Task directions -
Every record below should be printed exactly as given.

Data section -
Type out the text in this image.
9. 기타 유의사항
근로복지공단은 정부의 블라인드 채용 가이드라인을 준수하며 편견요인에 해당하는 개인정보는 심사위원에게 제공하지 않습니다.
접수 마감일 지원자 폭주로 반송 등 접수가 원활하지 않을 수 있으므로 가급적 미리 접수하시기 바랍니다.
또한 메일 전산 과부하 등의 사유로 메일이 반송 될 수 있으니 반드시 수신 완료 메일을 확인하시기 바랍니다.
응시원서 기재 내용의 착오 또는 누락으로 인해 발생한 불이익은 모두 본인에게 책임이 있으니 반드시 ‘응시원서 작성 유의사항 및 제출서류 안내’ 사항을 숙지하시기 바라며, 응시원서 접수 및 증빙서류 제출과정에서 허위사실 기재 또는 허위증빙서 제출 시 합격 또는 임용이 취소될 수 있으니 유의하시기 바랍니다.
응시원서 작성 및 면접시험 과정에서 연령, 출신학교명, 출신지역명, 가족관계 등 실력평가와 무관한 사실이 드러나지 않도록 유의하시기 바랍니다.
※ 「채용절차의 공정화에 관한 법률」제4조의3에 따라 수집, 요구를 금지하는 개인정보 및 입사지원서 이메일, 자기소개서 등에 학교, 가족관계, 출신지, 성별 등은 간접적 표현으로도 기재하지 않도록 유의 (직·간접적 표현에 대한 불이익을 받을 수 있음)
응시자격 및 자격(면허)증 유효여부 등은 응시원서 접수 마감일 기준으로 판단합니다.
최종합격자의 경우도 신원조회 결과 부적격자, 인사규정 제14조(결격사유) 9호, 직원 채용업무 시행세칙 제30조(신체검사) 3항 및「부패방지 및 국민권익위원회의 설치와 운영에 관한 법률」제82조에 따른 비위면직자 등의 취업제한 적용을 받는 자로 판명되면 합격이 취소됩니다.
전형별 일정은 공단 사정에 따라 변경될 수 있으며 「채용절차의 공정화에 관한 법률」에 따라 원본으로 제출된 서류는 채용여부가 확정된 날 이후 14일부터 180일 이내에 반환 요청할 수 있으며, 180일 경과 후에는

Completed exercise -
Type out the text in this image.
9. 기타 유의사항
근로복지공단은 정부의 블라인드 채용 가이드라인을 준수하며 편견요인에 해당하는 개인정보는 심사위원에게 제공하지 않습니다.
접수 마감일 지원자 폭주로 반송 등 접수가 원활하지 않을 수 있으므로 가급적 미리 접수하시기 바랍니다.
또한 메일 전산 과부하 등의 사유로 메일이 반송 될 수 있으니 반드시 수신 완료 메일을 확인하시기 바랍니다.
응시원서 기재 내용의 착오 또는 누락으로 인해 발생한 불이익은 모두 본인에게 책임이 있으니 반드시 ‘응시원서 작성 유의사항 및 제출서류 안내’ 사항을 숙지하시기 바라며, 응시원서 접수 및 증빙서류 제출과정에서 허위사실 기재 또는 허위증빙서 제출 시 합격 또는 임용이 취소될 수 있으니 유의하시기 바랍니다.
응시원서 작성 및 면접시험 과정에서 연령, 출신학교명, 출신지역명, 가족관계 등 실력평가와 무관한 사실이 드러나지 않도록 유의하시기 바랍니다.
※ 「채용절차의 공정화에 관한 법률」제4조의3에 따라 수집, 요구를 금지하는 개인정보 및 입사지원서 이메일, 자기소개서 등에 학교, 가족관계, 출신지, 성별 등은 간접적 표현으로도 기재하지 않도록 유의 (직·간접적 표현에 대한 불이익을 받을 수 있음)
응시자격 및 자격(면허)증 유효여부 등은 응시원서 접수 마감일 기준으로 판단합니다.
최종합격자의 경우도 신원조회 결과 부적격자, 인사규정 제14조(결격사유) 9호, 직원 채용업무 시행세칙 제30조(신체검사) 3항 및「부패방지 및 국민권익위원회의 설치와 운영에 관한 법률」제82조에 따른 비위면직자 등의 취업제한 적용을 받는 자로 판명되면 합격이 취소됩니다.
전형별 일정은 공단 사정에 따라 변경될 수 있으며 「채용절차의 공정화에 관한 법률」에 따라 원본으로 제출된 서류는 채용여부가 확정된 날 이후 14일부터 180일 이내에 반환 요청할 수 있으며, 180일 경과 후에는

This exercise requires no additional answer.